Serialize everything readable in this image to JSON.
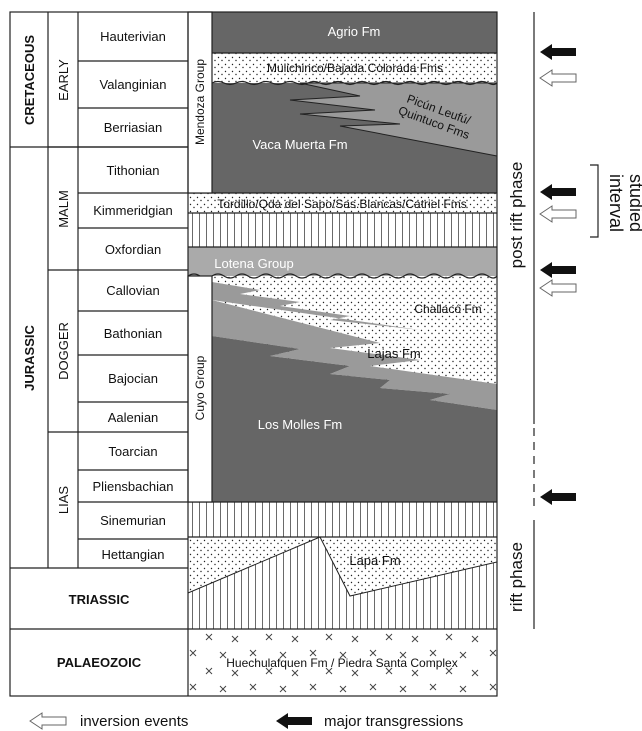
{
  "eras": {
    "cretaceous": "CRETACEOUS",
    "jurassic": "JURASSIC",
    "triassic": "TRIASSIC",
    "palaeozoic": "PALAEOZOIC"
  },
  "epochs": {
    "early": "EARLY",
    "malm": "MALM",
    "dogger": "DOGGER",
    "lias": "LIAS"
  },
  "stages": [
    "Hauterivian",
    "Valanginian",
    "Berriasian",
    "Tithonian",
    "Kimmeridgian",
    "Oxfordian",
    "Callovian",
    "Bathonian",
    "Bajocian",
    "Aalenian",
    "Toarcian",
    "Pliensbachian",
    "Sinemurian",
    "Hettangian"
  ],
  "groups": {
    "mendoza": "Mendoza Group",
    "cuyo": "Cuyo Group"
  },
  "units": {
    "agrio": "Agrio Fm",
    "mulichinco": "Mulichinco/Bajada Colorada Fms",
    "picun_1": "Picún Leufú/",
    "picun_2": "Quintuco Fms",
    "vaca_muerta": "Vaca Muerta Fm",
    "tordillo": "Tordillo/Qda del Sapo/Sas.Blancas/Catriel Fms",
    "lotena": "Lotena Group",
    "challaco": "Challacó Fm",
    "lajas": "Lajas Fm",
    "los_molles": "Los Molles Fm",
    "lapa": "Lapa Fm",
    "huechulafquen": "Huechulafquen Fm / Piedra Santa Complex"
  },
  "phases": {
    "post_rift": "post rift phase",
    "rift": "rift phase"
  },
  "studied": {
    "line1": "studied",
    "line2": "interval"
  },
  "legend": {
    "inversion": "inversion events",
    "transgression": "major transgressions"
  },
  "colors": {
    "dark_shale": "#666666",
    "mid_shale": "#9a9a9a",
    "light_unit": "#aaaaaa",
    "outline": "#222222"
  }
}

######

Leave the images out and output the remaining material exactly as it stands.

Serialize everything readable in this image to JSON.
{
  "eras": {
    "cretaceous": "CRETACEOUS",
    "jurassic": "JURASSIC",
    "triassic": "TRIASSIC",
    "palaeozoic": "PALAEOZOIC"
  },
  "epochs": {
    "early": "EARLY",
    "malm": "MALM",
    "dogger": "DOGGER",
    "lias": "LIAS"
  },
  "stages": [
    "Hauterivian",
    "Valanginian",
    "Berriasian",
    "Tithonian",
    "Kimmeridgian",
    "Oxfordian",
    "Callovian",
    "Bathonian",
    "Bajocian",
    "Aalenian",
    "Toarcian",
    "Pliensbachian",
    "Sinemurian",
    "Hettangian"
  ],
  "groups": {
    "mendoza": "Mendoza Group",
    "cuyo": "Cuyo Group"
  },
  "units": {
    "agrio": "Agrio Fm",
    "mulichinco": "Mulichinco/Bajada Colorada Fms",
    "picun_1": "Picún Leufú/",
    "picun_2": "Quintuco Fms",
    "vaca_muerta": "Vaca Muerta Fm",
    "tordillo": "Tordillo/Qda del Sapo/Sas.Blancas/Catriel Fms",
    "lotena": "Lotena Group",
    "challaco": "Challacó Fm",
    "lajas": "Lajas Fm",
    "los_molles": "Los Molles Fm",
    "lapa": "Lapa Fm",
    "huechulafquen": "Huechulafquen Fm / Piedra Santa Complex"
  },
  "phases": {
    "post_rift": "post rift phase",
    "rift": "rift phase"
  },
  "studied": {
    "line1": "studied",
    "line2": "interval"
  },
  "legend": {
    "inversion": "inversion events",
    "transgression": "major transgressions"
  },
  "colors": {
    "dark_shale": "#666666",
    "mid_shale": "#9a9a9a",
    "light_unit": "#aaaaaa",
    "outline": "#222222"
  }
}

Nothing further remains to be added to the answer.